[Records]
--- begin ---

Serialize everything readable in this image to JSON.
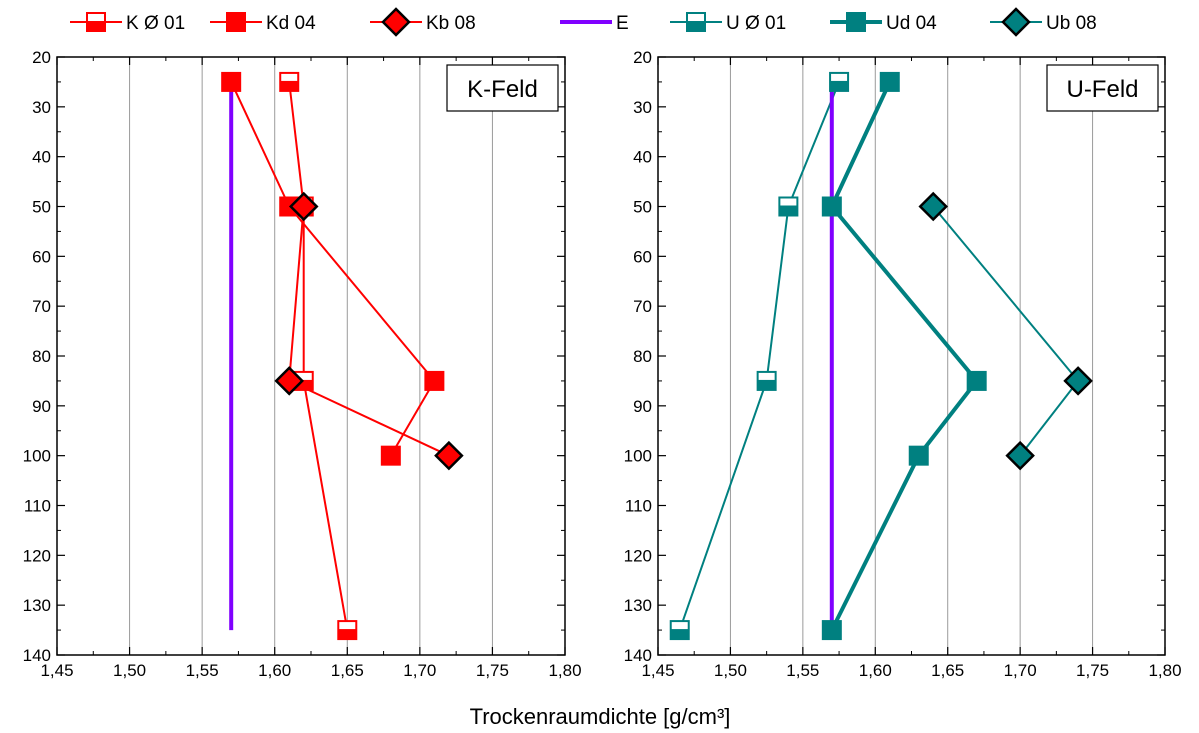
{
  "chart_data": {
    "type": "line",
    "xlabel": "Trockenraumdichte [g/cm³]",
    "legend": {
      "placement": "top",
      "entries": [
        {
          "label": "K Ø 01",
          "color": "#ff0000",
          "marker": "square-half",
          "line_width": 2
        },
        {
          "label": "Kd 04",
          "color": "#ff0000",
          "marker": "square",
          "line_width": 2
        },
        {
          "label": "Kb 08",
          "color": "#ff0000",
          "marker": "diamond",
          "line_width": 2
        },
        {
          "label": "E",
          "color": "#8000ff",
          "marker": "none",
          "line_width": 4
        },
        {
          "label": "U Ø 01",
          "color": "#008080",
          "marker": "square-half",
          "line_width": 2
        },
        {
          "label": "Ud 04",
          "color": "#008080",
          "marker": "square",
          "line_width": 4
        },
        {
          "label": "Ub 08",
          "color": "#008080",
          "marker": "diamond",
          "line_width": 2
        }
      ]
    },
    "panels": [
      {
        "name": "K-Feld",
        "xlim": [
          1.45,
          1.8
        ],
        "ylim": [
          20,
          140
        ],
        "y_inverted": true,
        "grid": "vertical",
        "x_ticks": [
          "1,45",
          "1,50",
          "1,55",
          "1,60",
          "1,65",
          "1,70",
          "1,75",
          "1,80"
        ],
        "y_ticks": [
          "20",
          "30",
          "40",
          "50",
          "60",
          "70",
          "80",
          "90",
          "100",
          "110",
          "120",
          "130",
          "140"
        ],
        "series": [
          {
            "name": "K Ø 01",
            "color": "#ff0000",
            "marker": "square-half",
            "line_width": 2,
            "points": [
              [
                1.61,
                25
              ],
              [
                1.62,
                50
              ],
              [
                1.62,
                85
              ],
              [
                1.65,
                135
              ]
            ]
          },
          {
            "name": "Kd 04",
            "color": "#ff0000",
            "marker": "square",
            "line_width": 2,
            "points": [
              [
                1.57,
                25
              ],
              [
                1.61,
                50
              ],
              [
                1.71,
                85
              ],
              [
                1.68,
                100
              ]
            ]
          },
          {
            "name": "Kb 08",
            "color": "#ff0000",
            "marker": "diamond",
            "line_width": 2,
            "points": [
              [
                1.62,
                50
              ],
              [
                1.61,
                85
              ],
              [
                1.72,
                100
              ]
            ]
          },
          {
            "name": "E",
            "color": "#8000ff",
            "marker": "none",
            "line_width": 4,
            "points": [
              [
                1.57,
                25
              ],
              [
                1.57,
                135
              ]
            ]
          }
        ]
      },
      {
        "name": "U-Feld",
        "xlim": [
          1.45,
          1.8
        ],
        "ylim": [
          20,
          140
        ],
        "y_inverted": true,
        "grid": "vertical",
        "x_ticks": [
          "1,45",
          "1,50",
          "1,55",
          "1,60",
          "1,65",
          "1,70",
          "1,75",
          "1,80"
        ],
        "y_ticks": [
          "20",
          "30",
          "40",
          "50",
          "60",
          "70",
          "80",
          "90",
          "100",
          "110",
          "120",
          "130",
          "140"
        ],
        "series": [
          {
            "name": "U Ø 01",
            "color": "#008080",
            "marker": "square-half",
            "line_width": 2,
            "points": [
              [
                1.575,
                25
              ],
              [
                1.54,
                50
              ],
              [
                1.525,
                85
              ],
              [
                1.465,
                135
              ]
            ]
          },
          {
            "name": "Ud 04",
            "color": "#008080",
            "marker": "square",
            "line_width": 4,
            "points": [
              [
                1.61,
                25
              ],
              [
                1.57,
                50
              ],
              [
                1.67,
                85
              ],
              [
                1.63,
                100
              ],
              [
                1.57,
                135
              ]
            ]
          },
          {
            "name": "Ub 08",
            "color": "#008080",
            "marker": "diamond",
            "line_width": 2,
            "points": [
              [
                1.64,
                50
              ],
              [
                1.74,
                85
              ],
              [
                1.7,
                100
              ]
            ]
          },
          {
            "name": "E",
            "color": "#8000ff",
            "marker": "none",
            "line_width": 4,
            "points": [
              [
                1.57,
                25
              ],
              [
                1.57,
                135
              ]
            ]
          }
        ]
      }
    ]
  }
}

--- end ---

*WHAT YOU ARE ASKED TO DO:* Make an exact copy of all entries above, dropping the images.

*ANSWER TO THE TASK:*
Serialize everything readable in this image to JSON.
{
  "chart_data": {
    "type": "line",
    "xlabel": "Trockenraumdichte [g/cm³]",
    "legend": {
      "placement": "top",
      "entries": [
        {
          "label": "K Ø 01",
          "color": "#ff0000",
          "marker": "square-half",
          "line_width": 2
        },
        {
          "label": "Kd 04",
          "color": "#ff0000",
          "marker": "square",
          "line_width": 2
        },
        {
          "label": "Kb 08",
          "color": "#ff0000",
          "marker": "diamond",
          "line_width": 2
        },
        {
          "label": "E",
          "color": "#8000ff",
          "marker": "none",
          "line_width": 4
        },
        {
          "label": "U Ø 01",
          "color": "#008080",
          "marker": "square-half",
          "line_width": 2
        },
        {
          "label": "Ud 04",
          "color": "#008080",
          "marker": "square",
          "line_width": 4
        },
        {
          "label": "Ub 08",
          "color": "#008080",
          "marker": "diamond",
          "line_width": 2
        }
      ]
    },
    "panels": [
      {
        "name": "K-Feld",
        "xlim": [
          1.45,
          1.8
        ],
        "ylim": [
          20,
          140
        ],
        "y_inverted": true,
        "grid": "vertical",
        "x_ticks": [
          "1,45",
          "1,50",
          "1,55",
          "1,60",
          "1,65",
          "1,70",
          "1,75",
          "1,80"
        ],
        "y_ticks": [
          "20",
          "30",
          "40",
          "50",
          "60",
          "70",
          "80",
          "90",
          "100",
          "110",
          "120",
          "130",
          "140"
        ],
        "series": [
          {
            "name": "K Ø 01",
            "color": "#ff0000",
            "marker": "square-half",
            "line_width": 2,
            "points": [
              [
                1.61,
                25
              ],
              [
                1.62,
                50
              ],
              [
                1.62,
                85
              ],
              [
                1.65,
                135
              ]
            ]
          },
          {
            "name": "Kd 04",
            "color": "#ff0000",
            "marker": "square",
            "line_width": 2,
            "points": [
              [
                1.57,
                25
              ],
              [
                1.61,
                50
              ],
              [
                1.71,
                85
              ],
              [
                1.68,
                100
              ]
            ]
          },
          {
            "name": "Kb 08",
            "color": "#ff0000",
            "marker": "diamond",
            "line_width": 2,
            "points": [
              [
                1.62,
                50
              ],
              [
                1.61,
                85
              ],
              [
                1.72,
                100
              ]
            ]
          },
          {
            "name": "E",
            "color": "#8000ff",
            "marker": "none",
            "line_width": 4,
            "points": [
              [
                1.57,
                25
              ],
              [
                1.57,
                135
              ]
            ]
          }
        ]
      },
      {
        "name": "U-Feld",
        "xlim": [
          1.45,
          1.8
        ],
        "ylim": [
          20,
          140
        ],
        "y_inverted": true,
        "grid": "vertical",
        "x_ticks": [
          "1,45",
          "1,50",
          "1,55",
          "1,60",
          "1,65",
          "1,70",
          "1,75",
          "1,80"
        ],
        "y_ticks": [
          "20",
          "30",
          "40",
          "50",
          "60",
          "70",
          "80",
          "90",
          "100",
          "110",
          "120",
          "130",
          "140"
        ],
        "series": [
          {
            "name": "U Ø 01",
            "color": "#008080",
            "marker": "square-half",
            "line_width": 2,
            "points": [
              [
                1.575,
                25
              ],
              [
                1.54,
                50
              ],
              [
                1.525,
                85
              ],
              [
                1.465,
                135
              ]
            ]
          },
          {
            "name": "Ud 04",
            "color": "#008080",
            "marker": "square",
            "line_width": 4,
            "points": [
              [
                1.61,
                25
              ],
              [
                1.57,
                50
              ],
              [
                1.67,
                85
              ],
              [
                1.63,
                100
              ],
              [
                1.57,
                135
              ]
            ]
          },
          {
            "name": "Ub 08",
            "color": "#008080",
            "marker": "diamond",
            "line_width": 2,
            "points": [
              [
                1.64,
                50
              ],
              [
                1.74,
                85
              ],
              [
                1.7,
                100
              ]
            ]
          },
          {
            "name": "E",
            "color": "#8000ff",
            "marker": "none",
            "line_width": 4,
            "points": [
              [
                1.57,
                25
              ],
              [
                1.57,
                135
              ]
            ]
          }
        ]
      }
    ]
  }
}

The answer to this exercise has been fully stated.